**What needs to be done**
Pictures stay out of the copy; set down each line of the listing below exactly.

**Supplied records**
+ + + + +

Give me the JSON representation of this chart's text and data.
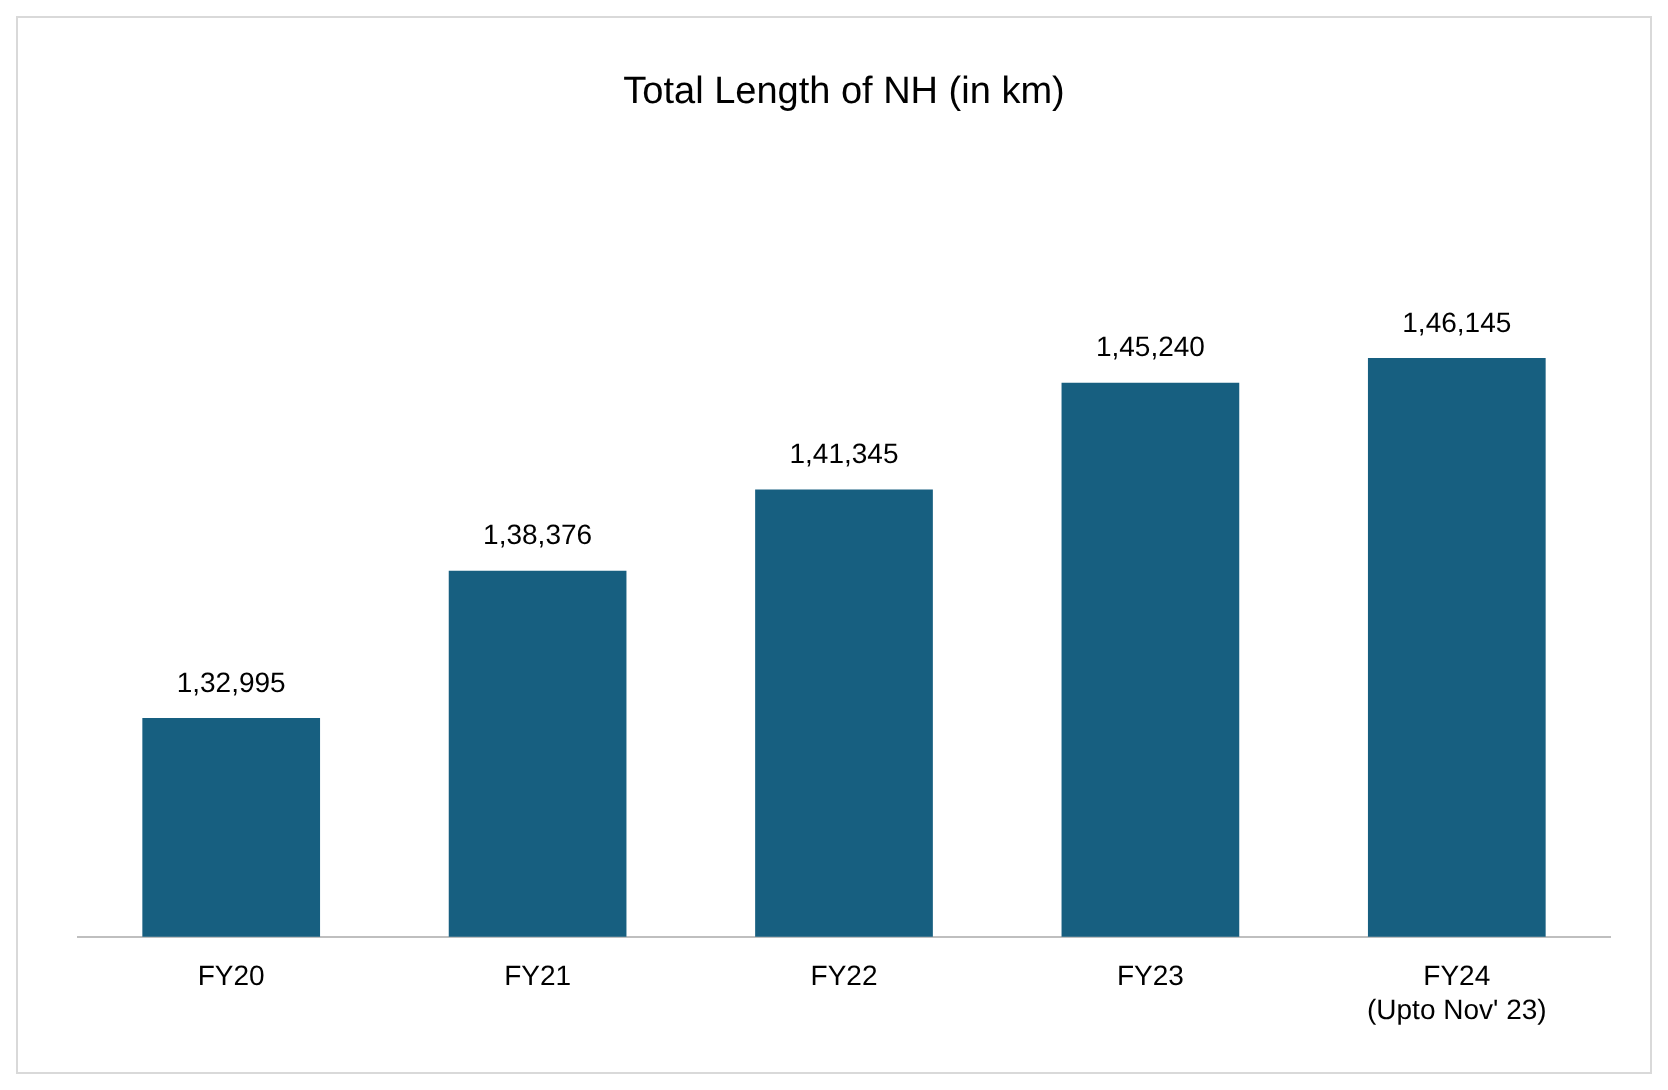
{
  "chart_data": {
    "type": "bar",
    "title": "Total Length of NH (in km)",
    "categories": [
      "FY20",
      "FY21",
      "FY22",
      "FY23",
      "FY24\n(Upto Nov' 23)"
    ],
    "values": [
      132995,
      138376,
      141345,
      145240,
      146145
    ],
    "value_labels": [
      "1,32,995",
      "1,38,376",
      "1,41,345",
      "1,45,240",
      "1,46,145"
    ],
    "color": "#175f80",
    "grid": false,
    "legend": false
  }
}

+ + + + +

**Result**
Give me the JSON representation of this chart's text and data.
{
  "chart_data": {
    "type": "bar",
    "title": "Total Length of NH (in km)",
    "categories": [
      "FY20",
      "FY21",
      "FY22",
      "FY23",
      "FY24\n(Upto Nov' 23)"
    ],
    "values": [
      132995,
      138376,
      141345,
      145240,
      146145
    ],
    "value_labels": [
      "1,32,995",
      "1,38,376",
      "1,41,345",
      "1,45,240",
      "1,46,145"
    ],
    "color": "#175f80",
    "grid": false,
    "legend": false
  }
}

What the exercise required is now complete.